Problem description —
In the records that follow, locate every line with "ylabel" and extract it.
━━━━━━━━━━━━━━━━━━━━
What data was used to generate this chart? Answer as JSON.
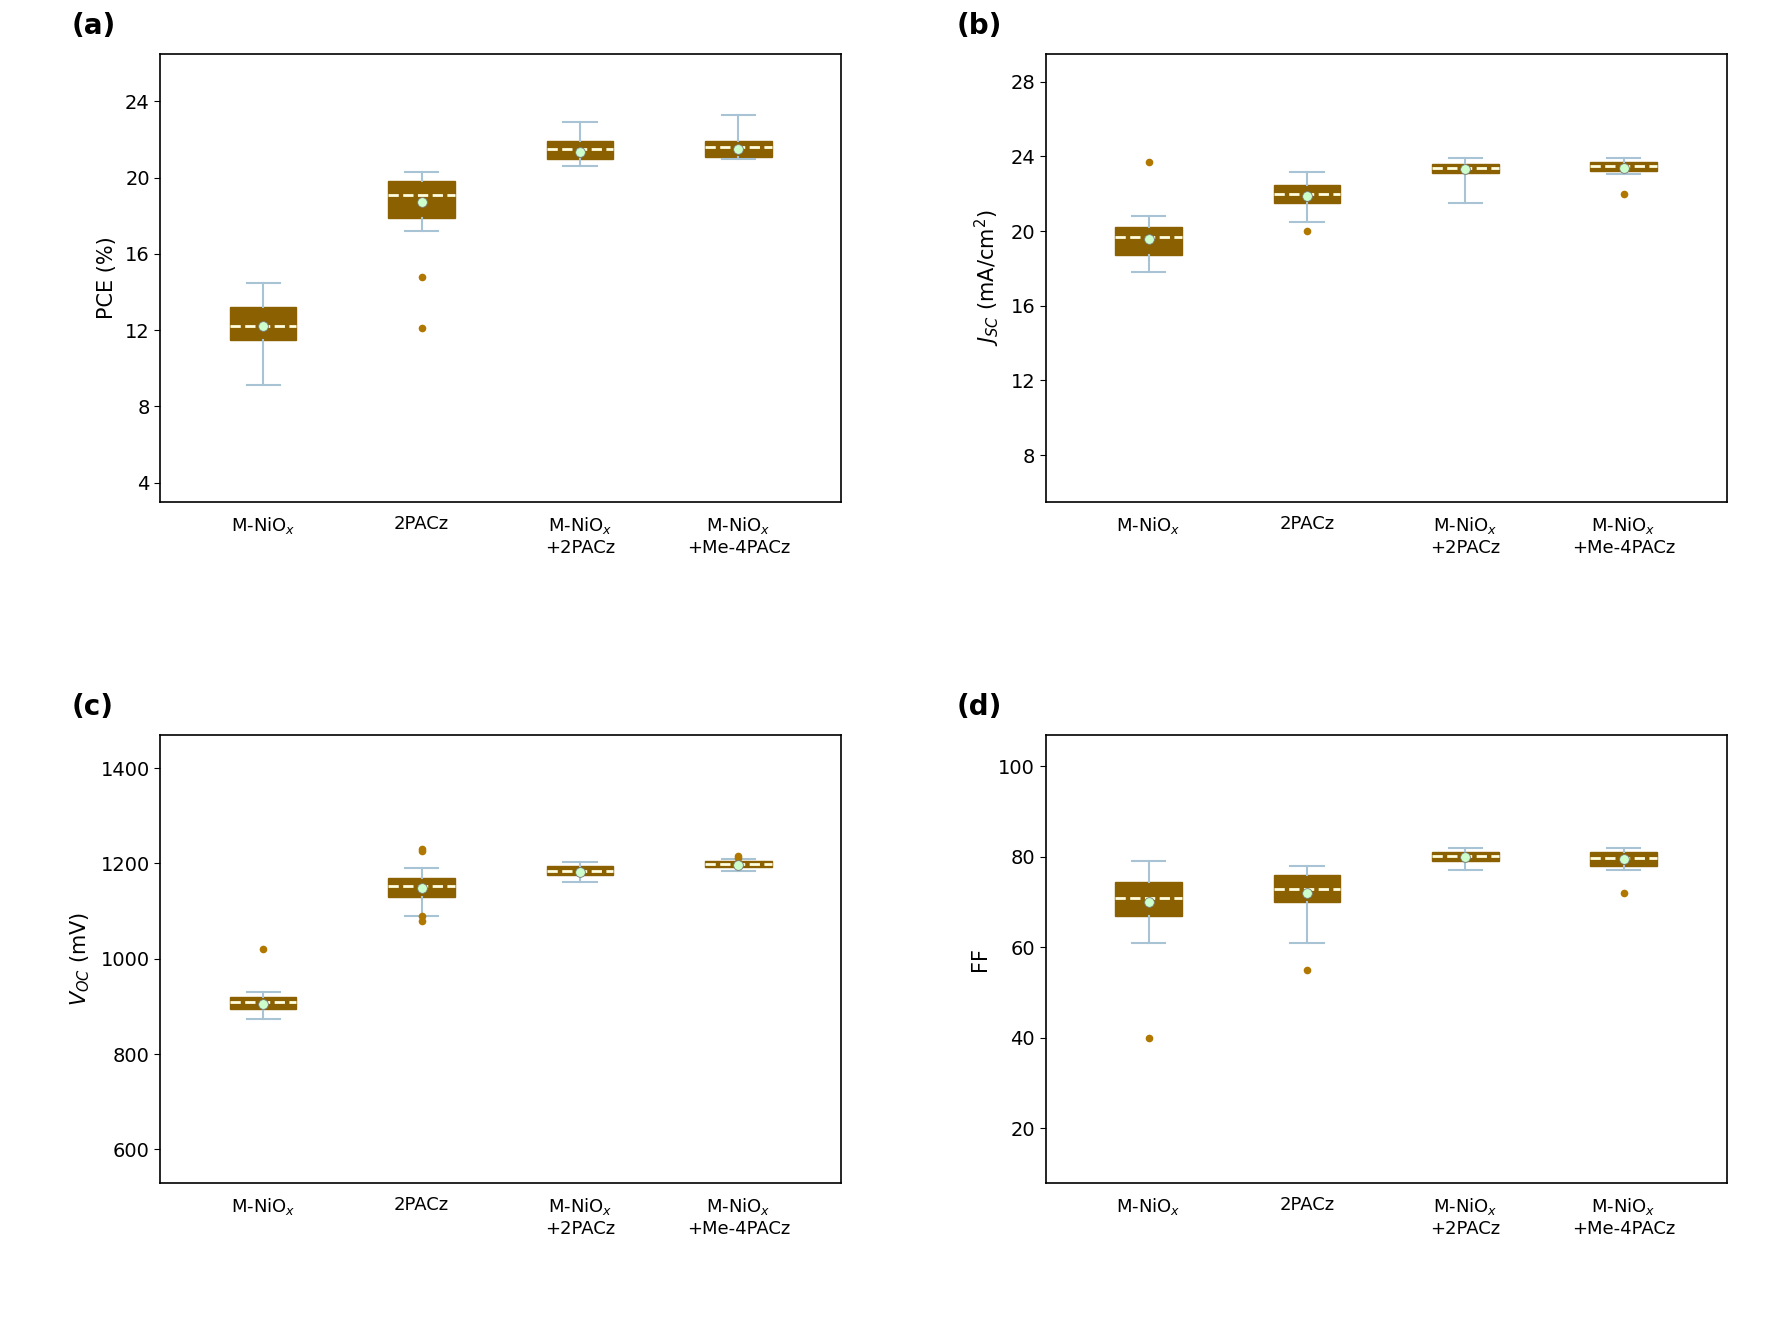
{
  "box_color": "#F5A800",
  "whisker_color": "#A8C4D4",
  "median_color": "#FFFFE0",
  "flier_color": "#B07800",
  "mean_dot_color": "#CCFFCC",
  "mean_dot_edge": "#777777",
  "box_edge_color": "#8B6000",
  "panel_labels": [
    "(a)",
    "(b)",
    "(c)",
    "(d)"
  ],
  "cat_labels": [
    "M-NiO$_x$",
    "2PACz",
    "M-NiO$_x$\n+2PACz",
    "M-NiO$_x$\n+Me-4PACz"
  ],
  "panels": [
    {
      "ylabel": "PCE (%)",
      "ylim": [
        3.0,
        26.5
      ],
      "yticks": [
        4,
        8,
        12,
        16,
        20,
        24
      ],
      "boxes": [
        {
          "q1": 11.5,
          "median": 12.2,
          "q3": 13.2,
          "mean": 12.2,
          "whislo": 9.1,
          "whishi": 14.5,
          "fliers": []
        },
        {
          "q1": 17.9,
          "median": 19.1,
          "q3": 19.8,
          "mean": 18.75,
          "whislo": 17.2,
          "whishi": 20.3,
          "fliers": [
            14.8,
            12.1
          ]
        },
        {
          "q1": 21.0,
          "median": 21.5,
          "q3": 21.9,
          "mean": 21.35,
          "whislo": 20.6,
          "whishi": 22.9,
          "fliers": []
        },
        {
          "q1": 21.1,
          "median": 21.6,
          "q3": 21.95,
          "mean": 21.5,
          "whislo": 21.0,
          "whishi": 23.3,
          "fliers": []
        }
      ]
    },
    {
      "ylabel": "$J_{SC}$ (mA/cm$^2$)",
      "ylim": [
        5.5,
        29.5
      ],
      "yticks": [
        8,
        12,
        16,
        20,
        24,
        28
      ],
      "boxes": [
        {
          "q1": 18.7,
          "median": 19.7,
          "q3": 20.2,
          "mean": 19.55,
          "whislo": 17.8,
          "whishi": 20.8,
          "fliers": [
            23.7
          ]
        },
        {
          "q1": 21.5,
          "median": 22.0,
          "q3": 22.45,
          "mean": 21.9,
          "whislo": 20.5,
          "whishi": 23.15,
          "fliers": [
            20.0
          ]
        },
        {
          "q1": 23.1,
          "median": 23.4,
          "q3": 23.6,
          "mean": 23.3,
          "whislo": 21.5,
          "whishi": 23.9,
          "fliers": []
        },
        {
          "q1": 23.2,
          "median": 23.5,
          "q3": 23.7,
          "mean": 23.4,
          "whislo": 23.05,
          "whishi": 23.9,
          "fliers": [
            22.0
          ]
        }
      ]
    },
    {
      "ylabel": "$V_{OC}$ (mV)",
      "ylim": [
        530,
        1470
      ],
      "yticks": [
        600,
        800,
        1000,
        1200,
        1400
      ],
      "boxes": [
        {
          "q1": 895,
          "median": 910,
          "q3": 920,
          "mean": 906,
          "whislo": 873,
          "whishi": 930,
          "fliers": [
            1020
          ]
        },
        {
          "q1": 1130,
          "median": 1153,
          "q3": 1170,
          "mean": 1148,
          "whislo": 1090,
          "whishi": 1190,
          "fliers": [
            1230,
            1225,
            1090,
            1080
          ]
        },
        {
          "q1": 1175,
          "median": 1185,
          "q3": 1195,
          "mean": 1182,
          "whislo": 1162,
          "whishi": 1202,
          "fliers": []
        },
        {
          "q1": 1192,
          "median": 1198,
          "q3": 1204,
          "mean": 1197,
          "whislo": 1185,
          "whishi": 1210,
          "fliers": [
            1215,
            1212
          ]
        }
      ]
    },
    {
      "ylabel": "FF",
      "ylim": [
        8,
        107
      ],
      "yticks": [
        20,
        40,
        60,
        80,
        100
      ],
      "boxes": [
        {
          "q1": 67,
          "median": 71,
          "q3": 74.5,
          "mean": 70,
          "whislo": 61,
          "whishi": 79,
          "fliers": [
            40
          ]
        },
        {
          "q1": 70,
          "median": 73,
          "q3": 76,
          "mean": 72,
          "whislo": 61,
          "whishi": 78,
          "fliers": [
            55
          ]
        },
        {
          "q1": 79,
          "median": 80.2,
          "q3": 81,
          "mean": 80,
          "whislo": 77,
          "whishi": 82,
          "fliers": []
        },
        {
          "q1": 78,
          "median": 79.8,
          "q3": 81,
          "mean": 79.5,
          "whislo": 77,
          "whishi": 82,
          "fliers": [
            72
          ]
        }
      ]
    }
  ]
}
━━━━━━━━━━━━━━━━━━━━
Worked answer —
      "ylabel": "PCE (%)",
      "ylabel": "$J_{SC}$ (mA/cm$^2$)",
      "ylabel": "$V_{OC}$ (mV)",
      "ylabel": "FF",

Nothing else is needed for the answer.